Filter for the word "позади" and keep each matching line.

begin

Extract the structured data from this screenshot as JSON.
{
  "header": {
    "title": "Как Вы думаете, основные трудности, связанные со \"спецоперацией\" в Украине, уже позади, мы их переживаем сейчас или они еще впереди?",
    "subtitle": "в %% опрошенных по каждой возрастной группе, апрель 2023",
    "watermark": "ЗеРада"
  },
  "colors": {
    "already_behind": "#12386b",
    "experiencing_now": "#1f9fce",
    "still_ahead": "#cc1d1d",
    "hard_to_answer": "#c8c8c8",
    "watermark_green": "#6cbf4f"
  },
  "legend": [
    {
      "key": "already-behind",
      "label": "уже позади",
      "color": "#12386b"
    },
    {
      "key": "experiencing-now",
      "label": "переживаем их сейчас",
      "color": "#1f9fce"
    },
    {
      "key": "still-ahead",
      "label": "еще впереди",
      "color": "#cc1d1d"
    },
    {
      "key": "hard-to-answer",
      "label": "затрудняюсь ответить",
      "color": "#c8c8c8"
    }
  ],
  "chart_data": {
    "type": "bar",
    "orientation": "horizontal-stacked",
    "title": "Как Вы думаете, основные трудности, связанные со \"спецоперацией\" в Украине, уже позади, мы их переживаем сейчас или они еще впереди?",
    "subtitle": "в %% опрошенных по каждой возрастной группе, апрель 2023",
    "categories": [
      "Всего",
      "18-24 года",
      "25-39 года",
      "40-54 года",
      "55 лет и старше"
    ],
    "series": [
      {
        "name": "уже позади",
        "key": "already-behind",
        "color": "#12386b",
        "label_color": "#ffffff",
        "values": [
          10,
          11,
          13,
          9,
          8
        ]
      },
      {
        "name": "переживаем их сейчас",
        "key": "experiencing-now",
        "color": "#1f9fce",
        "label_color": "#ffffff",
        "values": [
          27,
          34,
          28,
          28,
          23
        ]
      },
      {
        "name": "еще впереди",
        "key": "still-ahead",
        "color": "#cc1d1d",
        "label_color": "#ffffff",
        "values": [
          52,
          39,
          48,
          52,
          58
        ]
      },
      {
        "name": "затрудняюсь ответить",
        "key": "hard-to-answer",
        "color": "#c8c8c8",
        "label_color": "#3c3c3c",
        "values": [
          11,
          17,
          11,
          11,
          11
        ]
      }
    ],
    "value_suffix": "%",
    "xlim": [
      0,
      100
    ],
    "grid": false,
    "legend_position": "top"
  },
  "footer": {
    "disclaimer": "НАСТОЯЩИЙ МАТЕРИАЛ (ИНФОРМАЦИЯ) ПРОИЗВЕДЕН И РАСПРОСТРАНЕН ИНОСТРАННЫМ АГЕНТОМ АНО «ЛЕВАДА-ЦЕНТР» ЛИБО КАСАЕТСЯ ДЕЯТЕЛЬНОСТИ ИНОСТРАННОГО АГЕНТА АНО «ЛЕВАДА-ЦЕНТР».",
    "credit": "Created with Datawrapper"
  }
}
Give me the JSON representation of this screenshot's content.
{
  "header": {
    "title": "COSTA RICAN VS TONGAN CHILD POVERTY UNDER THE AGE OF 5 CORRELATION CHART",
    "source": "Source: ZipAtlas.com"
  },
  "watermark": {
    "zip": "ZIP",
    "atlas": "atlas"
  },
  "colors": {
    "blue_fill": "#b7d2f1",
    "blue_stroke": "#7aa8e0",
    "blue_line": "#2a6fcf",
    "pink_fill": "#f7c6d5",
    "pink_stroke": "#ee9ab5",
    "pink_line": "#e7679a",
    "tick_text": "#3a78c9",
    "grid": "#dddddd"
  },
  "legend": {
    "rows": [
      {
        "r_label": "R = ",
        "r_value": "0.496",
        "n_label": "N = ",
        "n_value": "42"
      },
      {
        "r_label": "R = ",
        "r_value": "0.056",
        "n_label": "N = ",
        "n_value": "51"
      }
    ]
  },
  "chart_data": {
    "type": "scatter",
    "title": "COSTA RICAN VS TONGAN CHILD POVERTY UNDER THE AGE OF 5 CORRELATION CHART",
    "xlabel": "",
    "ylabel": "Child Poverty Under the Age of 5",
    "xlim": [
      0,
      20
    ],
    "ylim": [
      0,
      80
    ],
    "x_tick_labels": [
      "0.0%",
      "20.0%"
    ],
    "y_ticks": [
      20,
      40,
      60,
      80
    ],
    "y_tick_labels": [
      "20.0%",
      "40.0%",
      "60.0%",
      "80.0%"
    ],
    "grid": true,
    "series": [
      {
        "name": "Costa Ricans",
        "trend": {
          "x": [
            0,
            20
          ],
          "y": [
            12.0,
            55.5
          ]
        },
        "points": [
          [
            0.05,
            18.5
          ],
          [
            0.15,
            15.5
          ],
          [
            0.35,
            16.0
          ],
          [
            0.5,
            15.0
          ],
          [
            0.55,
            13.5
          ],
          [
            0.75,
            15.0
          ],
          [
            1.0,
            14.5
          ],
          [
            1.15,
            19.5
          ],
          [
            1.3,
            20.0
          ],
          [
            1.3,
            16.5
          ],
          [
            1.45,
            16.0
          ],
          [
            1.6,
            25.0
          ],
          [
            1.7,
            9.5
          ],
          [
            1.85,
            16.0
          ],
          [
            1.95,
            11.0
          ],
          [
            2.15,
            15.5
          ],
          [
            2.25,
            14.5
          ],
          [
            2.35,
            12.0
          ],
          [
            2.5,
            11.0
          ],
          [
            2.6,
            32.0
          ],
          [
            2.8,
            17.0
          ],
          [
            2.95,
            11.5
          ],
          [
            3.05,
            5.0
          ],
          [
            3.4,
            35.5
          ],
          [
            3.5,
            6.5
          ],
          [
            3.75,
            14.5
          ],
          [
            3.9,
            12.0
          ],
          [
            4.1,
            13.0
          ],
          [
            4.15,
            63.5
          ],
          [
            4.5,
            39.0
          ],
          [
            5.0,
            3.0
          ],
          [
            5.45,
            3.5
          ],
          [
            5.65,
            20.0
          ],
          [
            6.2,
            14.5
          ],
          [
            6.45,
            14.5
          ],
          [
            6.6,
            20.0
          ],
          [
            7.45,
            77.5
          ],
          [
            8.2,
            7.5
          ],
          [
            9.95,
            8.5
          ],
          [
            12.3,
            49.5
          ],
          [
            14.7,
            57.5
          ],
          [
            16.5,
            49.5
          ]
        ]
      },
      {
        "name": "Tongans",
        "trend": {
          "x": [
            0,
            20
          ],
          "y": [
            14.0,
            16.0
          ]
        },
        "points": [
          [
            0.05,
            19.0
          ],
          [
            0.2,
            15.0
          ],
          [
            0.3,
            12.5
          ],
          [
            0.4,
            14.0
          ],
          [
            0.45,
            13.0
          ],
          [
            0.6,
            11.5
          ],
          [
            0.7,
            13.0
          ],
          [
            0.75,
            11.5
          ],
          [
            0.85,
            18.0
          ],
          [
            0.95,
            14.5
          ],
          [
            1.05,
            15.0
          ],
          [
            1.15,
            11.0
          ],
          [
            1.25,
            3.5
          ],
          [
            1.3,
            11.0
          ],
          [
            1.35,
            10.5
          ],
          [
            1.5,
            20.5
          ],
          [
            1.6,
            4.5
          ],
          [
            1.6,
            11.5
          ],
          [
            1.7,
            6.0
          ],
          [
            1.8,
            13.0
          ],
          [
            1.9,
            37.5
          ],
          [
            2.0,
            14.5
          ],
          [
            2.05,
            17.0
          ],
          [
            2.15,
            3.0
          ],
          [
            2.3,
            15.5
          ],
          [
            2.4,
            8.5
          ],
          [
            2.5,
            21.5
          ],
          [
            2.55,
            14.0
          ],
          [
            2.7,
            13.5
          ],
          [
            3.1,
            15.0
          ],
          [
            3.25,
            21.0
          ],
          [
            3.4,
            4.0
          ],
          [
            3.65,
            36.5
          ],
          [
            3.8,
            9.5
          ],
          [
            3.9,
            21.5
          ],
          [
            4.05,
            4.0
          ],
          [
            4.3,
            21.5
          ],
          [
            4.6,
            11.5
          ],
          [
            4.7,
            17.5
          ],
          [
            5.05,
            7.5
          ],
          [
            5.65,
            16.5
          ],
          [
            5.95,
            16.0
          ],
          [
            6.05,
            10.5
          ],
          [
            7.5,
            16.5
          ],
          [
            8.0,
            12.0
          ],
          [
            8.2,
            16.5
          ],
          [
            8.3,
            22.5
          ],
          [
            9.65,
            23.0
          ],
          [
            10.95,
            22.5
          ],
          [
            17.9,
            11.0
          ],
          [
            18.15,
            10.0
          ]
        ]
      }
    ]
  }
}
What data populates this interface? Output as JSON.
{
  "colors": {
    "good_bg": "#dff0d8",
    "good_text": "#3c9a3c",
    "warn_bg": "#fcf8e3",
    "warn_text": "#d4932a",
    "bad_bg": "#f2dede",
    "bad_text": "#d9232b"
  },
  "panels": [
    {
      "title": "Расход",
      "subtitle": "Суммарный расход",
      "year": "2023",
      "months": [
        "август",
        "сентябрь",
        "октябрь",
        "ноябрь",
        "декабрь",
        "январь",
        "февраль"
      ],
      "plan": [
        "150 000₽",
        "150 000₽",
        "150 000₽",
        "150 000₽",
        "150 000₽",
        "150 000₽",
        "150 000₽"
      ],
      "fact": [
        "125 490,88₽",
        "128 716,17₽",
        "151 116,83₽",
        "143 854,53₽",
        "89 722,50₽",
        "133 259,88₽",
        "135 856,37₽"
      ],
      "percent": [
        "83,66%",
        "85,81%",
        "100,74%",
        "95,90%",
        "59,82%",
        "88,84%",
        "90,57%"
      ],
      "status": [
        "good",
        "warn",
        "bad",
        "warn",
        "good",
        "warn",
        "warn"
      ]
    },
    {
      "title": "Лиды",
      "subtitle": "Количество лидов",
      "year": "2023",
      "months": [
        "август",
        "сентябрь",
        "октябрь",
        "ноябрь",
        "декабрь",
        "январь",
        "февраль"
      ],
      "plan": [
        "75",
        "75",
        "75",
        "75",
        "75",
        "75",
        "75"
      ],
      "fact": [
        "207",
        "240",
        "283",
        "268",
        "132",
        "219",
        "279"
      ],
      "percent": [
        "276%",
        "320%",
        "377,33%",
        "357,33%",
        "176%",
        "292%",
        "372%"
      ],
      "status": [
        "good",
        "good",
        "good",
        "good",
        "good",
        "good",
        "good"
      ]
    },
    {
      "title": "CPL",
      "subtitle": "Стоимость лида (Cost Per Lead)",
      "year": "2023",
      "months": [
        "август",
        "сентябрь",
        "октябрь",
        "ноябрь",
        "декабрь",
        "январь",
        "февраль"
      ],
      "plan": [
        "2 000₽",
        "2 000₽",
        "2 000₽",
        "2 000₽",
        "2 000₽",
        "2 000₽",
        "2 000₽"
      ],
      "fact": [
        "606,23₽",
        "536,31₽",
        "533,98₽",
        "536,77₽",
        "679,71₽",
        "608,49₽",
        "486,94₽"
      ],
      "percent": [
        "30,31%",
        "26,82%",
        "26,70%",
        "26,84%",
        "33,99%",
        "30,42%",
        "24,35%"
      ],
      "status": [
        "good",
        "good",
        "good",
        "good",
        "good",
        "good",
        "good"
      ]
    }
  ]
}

end

## [FINISHED EXERCISE]
    "title": "Как Вы думаете, основные трудности, связанные со \"спецоперацией\" в Украине, уже позади, мы их переживаем сейчас или они еще впереди?",
      "label": "уже позади",
    "title": "Как Вы думаете, основные трудности, связанные со \"спецоперацией\" в Украине, уже позади, мы их переживаем сейчас или они еще впереди?",
        "name": "уже позади",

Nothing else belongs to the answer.